* [RECORD SET]:
* Begin *
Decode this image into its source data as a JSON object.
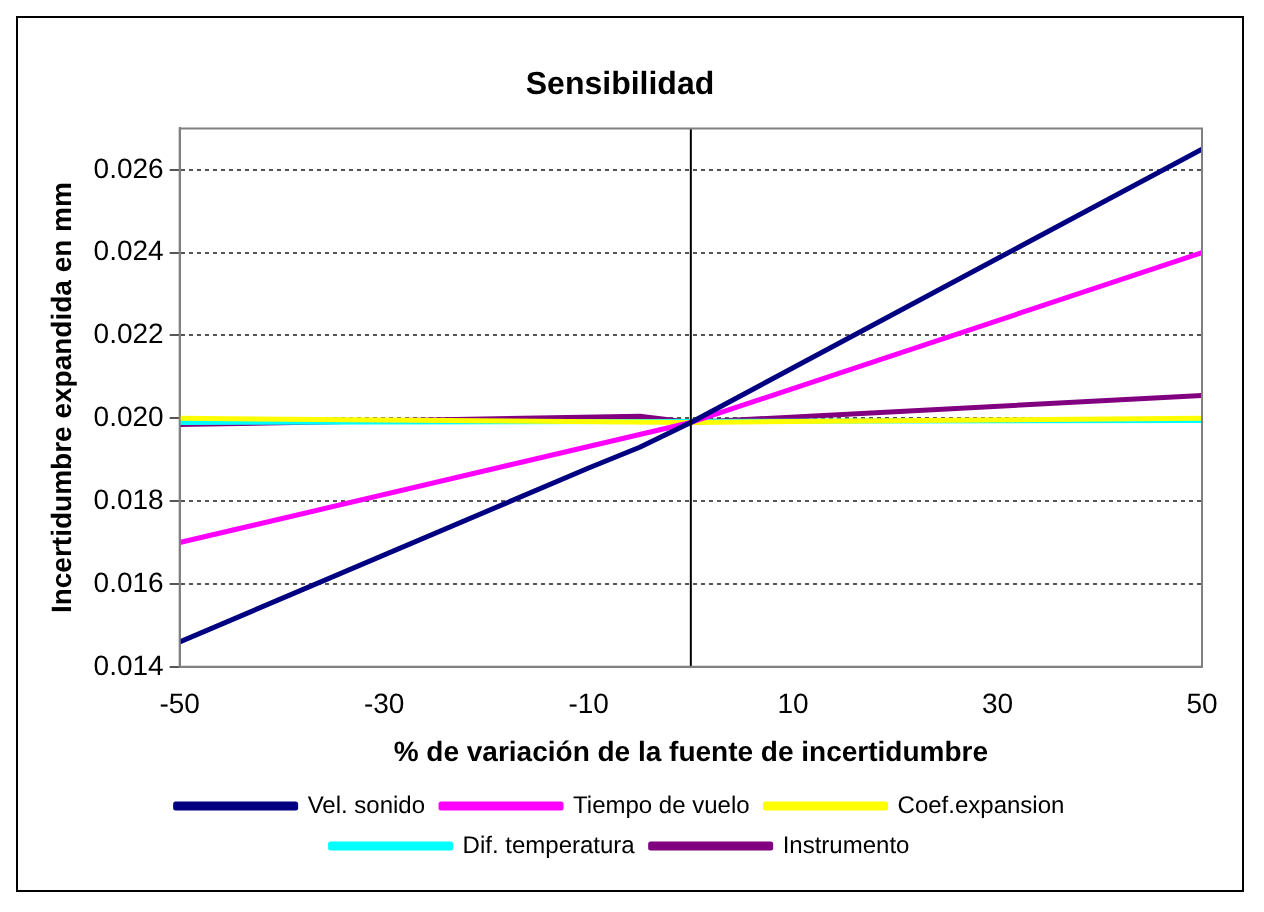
{
  "chart_data": {
    "type": "line",
    "title": "Sensibilidad",
    "xlabel": "% de variación de la fuente de incertidumbre",
    "ylabel": "Incertidumbre expandida en mm",
    "xlim": [
      -50,
      50
    ],
    "xticks": [
      -50,
      -30,
      -10,
      10,
      30,
      50
    ],
    "ylim": [
      0.014,
      0.027
    ],
    "yticks": [
      0.014,
      0.016,
      0.018,
      {
        "value": 0.02,
        "label": "0.020"
      },
      0.022,
      0.024,
      0.026
    ],
    "grid": "y",
    "legend": "bottom",
    "marker": "none",
    "line_style": "solid",
    "ref_lines": [
      {
        "axis": "x",
        "value": 0,
        "color": "#000000"
      }
    ],
    "series": [
      {
        "name": "Vel. sonido",
        "color": "#000080",
        "x": [
          -50,
          -10,
          -5,
          0,
          50
        ],
        "values": [
          0.0146,
          0.0188,
          0.0193,
          0.0199,
          0.0265
        ]
      },
      {
        "name": "Tiempo de vuelo",
        "color": "#ff00ff",
        "x": [
          -50,
          0,
          50
        ],
        "values": [
          0.017,
          0.0199,
          0.024
        ]
      },
      {
        "name": "Coef.expansion",
        "color": "#ffff00",
        "x": [
          -50,
          0,
          50
        ],
        "values": [
          0.02,
          0.0199,
          0.02
        ]
      },
      {
        "name": "Dif. temperatura",
        "color": "#00ffff",
        "x": [
          -50,
          50
        ],
        "values": [
          0.0199,
          0.01995
        ]
      },
      {
        "name": "Instrumento",
        "color": "#800080",
        "x": [
          -50,
          -5,
          0,
          50
        ],
        "values": [
          0.01985,
          0.02005,
          0.0199,
          0.02055
        ]
      }
    ]
  }
}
* End *
* [TASK REQUIREMENTS]:
Review the material and copy each line in which the word "name" appears.

* [RESULT FOR THIS EXERCISE]:
        "name": "Vel. sonido",
        "name": "Tiempo de vuelo",
        "name": "Coef.expansion",
        "name": "Dif. temperatura",
        "name": "Instrumento",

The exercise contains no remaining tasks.